**** Input data

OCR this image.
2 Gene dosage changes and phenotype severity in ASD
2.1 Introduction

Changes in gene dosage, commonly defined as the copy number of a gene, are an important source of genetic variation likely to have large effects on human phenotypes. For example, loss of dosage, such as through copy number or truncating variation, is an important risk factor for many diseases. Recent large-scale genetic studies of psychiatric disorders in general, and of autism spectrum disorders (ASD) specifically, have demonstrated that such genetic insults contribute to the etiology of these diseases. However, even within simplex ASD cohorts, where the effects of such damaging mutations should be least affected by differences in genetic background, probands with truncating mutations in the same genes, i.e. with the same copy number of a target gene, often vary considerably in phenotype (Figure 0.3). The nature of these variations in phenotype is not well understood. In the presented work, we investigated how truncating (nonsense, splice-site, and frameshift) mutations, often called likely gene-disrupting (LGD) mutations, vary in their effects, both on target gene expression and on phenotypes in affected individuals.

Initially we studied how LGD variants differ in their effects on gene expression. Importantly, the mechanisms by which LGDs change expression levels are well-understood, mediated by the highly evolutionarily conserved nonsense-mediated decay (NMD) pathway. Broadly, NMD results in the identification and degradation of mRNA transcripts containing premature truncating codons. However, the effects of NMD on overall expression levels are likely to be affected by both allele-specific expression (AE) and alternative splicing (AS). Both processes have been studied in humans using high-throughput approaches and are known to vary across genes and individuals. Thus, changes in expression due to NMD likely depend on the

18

********

_The task_
Repeat the entries above exactly, leaving nothing out.

_Answer section_
OCR this image.
2 Gene dosage changes and phenotype severity in ASD
2.1 Introduction

Changes in gene dosage, commonly defined as the copy number of a gene, are an important source of genetic variation likely to have large effects on human phenotypes. For example, loss of dosage, such as through copy number or truncating variation, is an important risk factor for many diseases. Recent large-scale genetic studies of psychiatric disorders in general, and of autism spectrum disorders (ASD) specifically, have demonstrated that such genetic insults contribute to the etiology of these diseases. However, even within simplex ASD cohorts, where the effects of such damaging mutations should be least affected by differences in genetic background, probands with truncating mutations in the same genes, i.e. with the same copy number of a target gene, often vary considerably in phenotype (Figure 0.3). The nature of these variations in phenotype is not well understood. In the presented work, we investigated how truncating (nonsense, splice-site, and frameshift) mutations, often called likely gene-disrupting (LGD) mutations, vary in their effects, both on target gene expression and on phenotypes in affected individuals.

Initially we studied how LGD variants differ in their effects on gene expression. Importantly, the mechanisms by which LGDs change expression levels are well-understood, mediated by the highly evolutionarily conserved nonsense-mediated decay (NMD) pathway. Broadly, NMD results in the identification and degradation of mRNA transcripts containing premature truncating codons. However, the effects of NMD on overall expression levels are likely to be affected by both allele-specific expression (AE) and alternative splicing (AS). Both processes have been studied in humans using high-throughput approaches and are known to vary across genes and individuals. Thus, changes in expression due to NMD likely depend on the

18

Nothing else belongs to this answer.